WHAT YOU WILL DO >> Make an exact copy of the records, with the pictures left out.

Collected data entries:
——————————

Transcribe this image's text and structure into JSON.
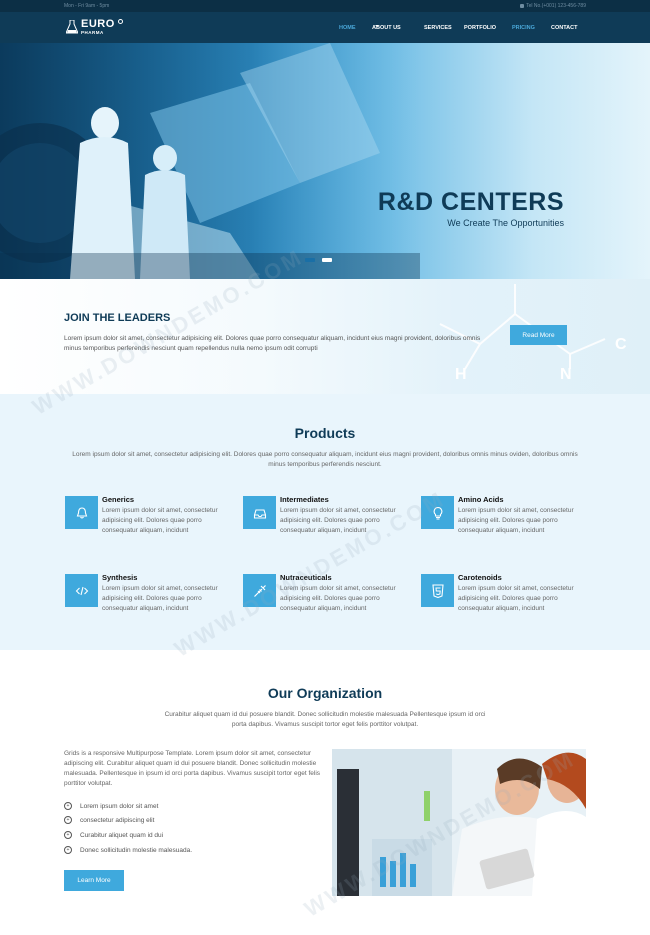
{
  "topbar": {
    "hours": "Mon - Fri 9am - 5pm",
    "phone": "Tel No.(+001) 123-456-789"
  },
  "brand": {
    "name": "EURO",
    "sub": "PHARMA"
  },
  "nav": {
    "items": [
      {
        "label": "HOME",
        "active": true
      },
      {
        "label": "ABOUT US",
        "has_dropdown": true
      },
      {
        "label": "SERVICES"
      },
      {
        "label": "PORTFOLIO"
      },
      {
        "label": "PRICING",
        "highlight": true
      },
      {
        "label": "CONTACT"
      }
    ]
  },
  "hero": {
    "title": "R&D CENTERS",
    "subtitle": "We Create The Opportunities",
    "slides": 2,
    "active_slide": 1
  },
  "join": {
    "title": "JOIN THE LEADERS",
    "text": "Lorem ipsum dolor sit amet, consectetur adipisicing elit. Dolores quae porro consequatur aliquam, incidunt eius magni provident, doloribus omnis minus temporibus perferendis nesciunt quam repellendus nulla nemo ipsum odit corrupti",
    "button": "Read More"
  },
  "products": {
    "title": "Products",
    "intro": "Lorem ipsum dolor sit amet, consectetur adipisicing elit. Dolores quae porro consequatur aliquam, incidunt eius magni provident, doloribus omnis minus oviden, doloribus omnis minus temporibus perferendis nesciunt.",
    "items": [
      {
        "name": "Generics",
        "icon": "bell-icon",
        "desc": "Lorem ipsum dolor sit amet, consectetur adipisicing elit. Dolores quae porro consequatur aliquam, incidunt"
      },
      {
        "name": "Intermediates",
        "icon": "inbox-icon",
        "desc": "Lorem ipsum dolor sit amet, consectetur adipisicing elit. Dolores quae porro consequatur aliquam, incidunt"
      },
      {
        "name": "Amino Acids",
        "icon": "lightbulb-icon",
        "desc": "Lorem ipsum dolor sit amet, consectetur adipisicing elit. Dolores quae porro consequatur aliquam, incidunt"
      },
      {
        "name": "Synthesis",
        "icon": "code-icon",
        "desc": "Lorem ipsum dolor sit amet, consectetur adipisicing elit. Dolores quae porro consequatur aliquam, incidunt"
      },
      {
        "name": "Nutraceuticals",
        "icon": "syringe-icon",
        "desc": "Lorem ipsum dolor sit amet, consectetur adipisicing elit. Dolores quae porro consequatur aliquam, incidunt"
      },
      {
        "name": "Carotenoids",
        "icon": "html5-icon",
        "desc": "Lorem ipsum dolor sit amet, consectetur adipisicing elit. Dolores quae porro consequatur aliquam, incidunt"
      }
    ]
  },
  "organization": {
    "title": "Our Organization",
    "intro": "Curabitur aliquet quam id dui posuere blandit. Donec sollicitudin molestie malesuada Pellentesque ipsum id orci porta dapibus. Vivamus suscipit tortor eget felis porttitor volutpat.",
    "text": "Grids is a responsive Multipurpose Template. Lorem ipsum dolor sit amet, consectetur adipiscing elit. Curabitur aliquet quam id dui posuere blandit. Donec sollicitudin molestie malesuada. Pellentesque in ipsum id orci porta dapibus. Vivamus suscipit tortor eget felis porttitor volutpat.",
    "list": [
      "Lorem ipsum dolor sit amet",
      "consectetur adipiscing elit",
      "Curabitur aliquet quam id dui",
      "Donec sollicitudin molestie malesuada."
    ],
    "button": "Learn More"
  },
  "watermark": "WWW.DOWNDEMO.COM",
  "colors": {
    "accent": "#3fa9dd",
    "navy": "#0f3b57",
    "topbar": "#0c2f45",
    "products_bg": "#e9f5fc"
  }
}
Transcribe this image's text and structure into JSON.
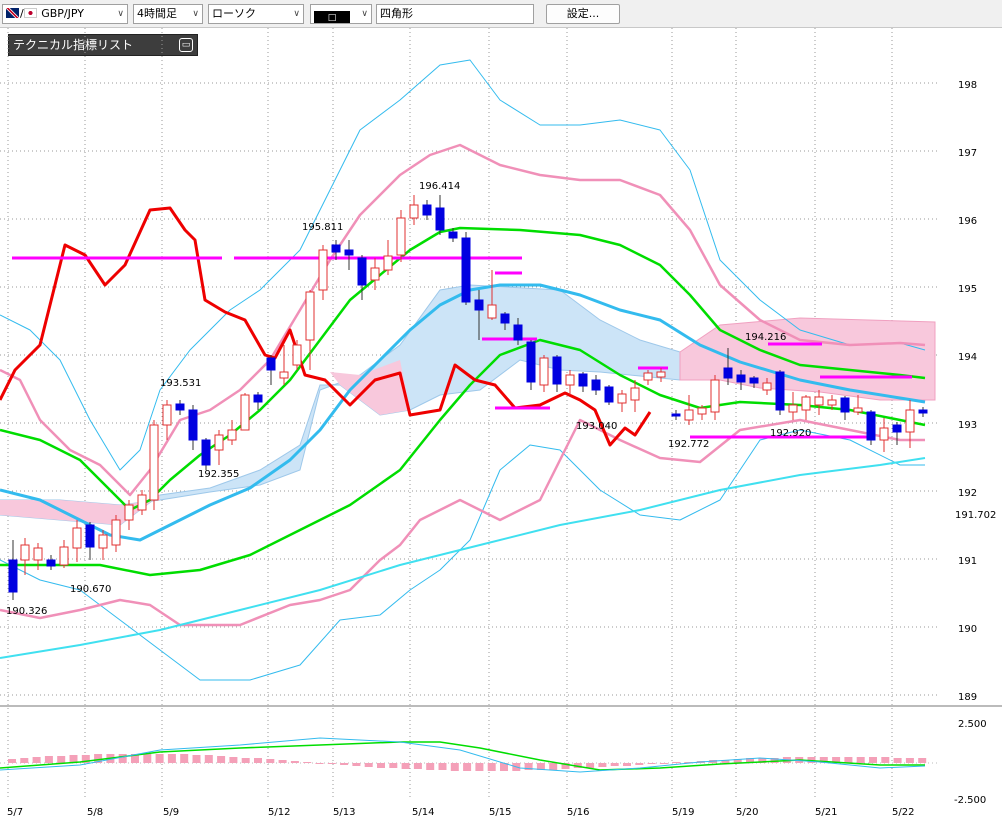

——————————

EXERCISE RESULT >>
Transcribe this image's text and structure into JSON.
{
  "topbar": {
    "hours": "Mon - Fri 9am - 5pm",
    "phone": "Tel No.(+001) 123-456-789"
  },
  "brand": {
    "name": "EURO",
    "sub": "PHARMA"
  },
  "nav": {
    "items": [
      {
        "label": "HOME",
        "active": true
      },
      {
        "label": "ABOUT US",
        "has_dropdown": true
      },
      {
        "label": "SERVICES"
      },
      {
        "label": "PORTFOLIO"
      },
      {
        "label": "PRICING",
        "highlight": true
      },
      {
        "label": "CONTACT"
      }
    ]
  },
  "hero": {
    "title": "R&D CENTERS",
    "subtitle": "We Create The Opportunities",
    "slides": 2,
    "active_slide": 1
  },
  "join": {
    "title": "JOIN THE LEADERS",
    "text": "Lorem ipsum dolor sit amet, consectetur adipisicing elit. Dolores quae porro consequatur aliquam, incidunt eius magni provident, doloribus omnis minus temporibus perferendis nesciunt quam repellendus nulla nemo ipsum odit corrupti",
    "button": "Read More"
  },
  "products": {
    "title": "Products",
    "intro": "Lorem ipsum dolor sit amet, consectetur adipisicing elit. Dolores quae porro consequatur aliquam, incidunt eius magni provident, doloribus omnis minus oviden, doloribus omnis minus temporibus perferendis nesciunt.",
    "items": [
      {
        "name": "Generics",
        "icon": "bell-icon",
        "desc": "Lorem ipsum dolor sit amet, consectetur adipisicing elit. Dolores quae porro consequatur aliquam, incidunt"
      },
      {
        "name": "Intermediates",
        "icon": "inbox-icon",
        "desc": "Lorem ipsum dolor sit amet, consectetur adipisicing elit. Dolores quae porro consequatur aliquam, incidunt"
      },
      {
        "name": "Amino Acids",
        "icon": "lightbulb-icon",
        "desc": "Lorem ipsum dolor sit amet, consectetur adipisicing elit. Dolores quae porro consequatur aliquam, incidunt"
      },
      {
        "name": "Synthesis",
        "icon": "code-icon",
        "desc": "Lorem ipsum dolor sit amet, consectetur adipisicing elit. Dolores quae porro consequatur aliquam, incidunt"
      },
      {
        "name": "Nutraceuticals",
        "icon": "syringe-icon",
        "desc": "Lorem ipsum dolor sit amet, consectetur adipisicing elit. Dolores quae porro consequatur aliquam, incidunt"
      },
      {
        "name": "Carotenoids",
        "icon": "html5-icon",
        "desc": "Lorem ipsum dolor sit amet, consectetur adipisicing elit. Dolores quae porro consequatur aliquam, incidunt"
      }
    ]
  },
  "organization": {
    "title": "Our Organization",
    "intro": "Curabitur aliquet quam id dui posuere blandit. Donec sollicitudin molestie malesuada Pellentesque ipsum id orci porta dapibus. Vivamus suscipit tortor eget felis porttitor volutpat.",
    "text": "Grids is a responsive Multipurpose Template. Lorem ipsum dolor sit amet, consectetur adipiscing elit. Curabitur aliquet quam id dui posuere blandit. Donec sollicitudin molestie malesuada. Pellentesque in ipsum id orci porta dapibus. Vivamus suscipit tortor eget felis porttitor volutpat.",
    "list": [
      "Lorem ipsum dolor sit amet",
      "consectetur adipiscing elit",
      "Curabitur aliquet quam id dui",
      "Donec sollicitudin molestie malesuada."
    ],
    "button": "Learn More"
  },
  "watermark": "WWW.DOWNDEMO.COM",
  "colors": {
    "accent": "#3fa9dd",
    "navy": "#0f3b57",
    "topbar": "#0c2f45",
    "products_bg": "#e9f5fc"
  }
}
Transcribe this image's text and structure into JSON.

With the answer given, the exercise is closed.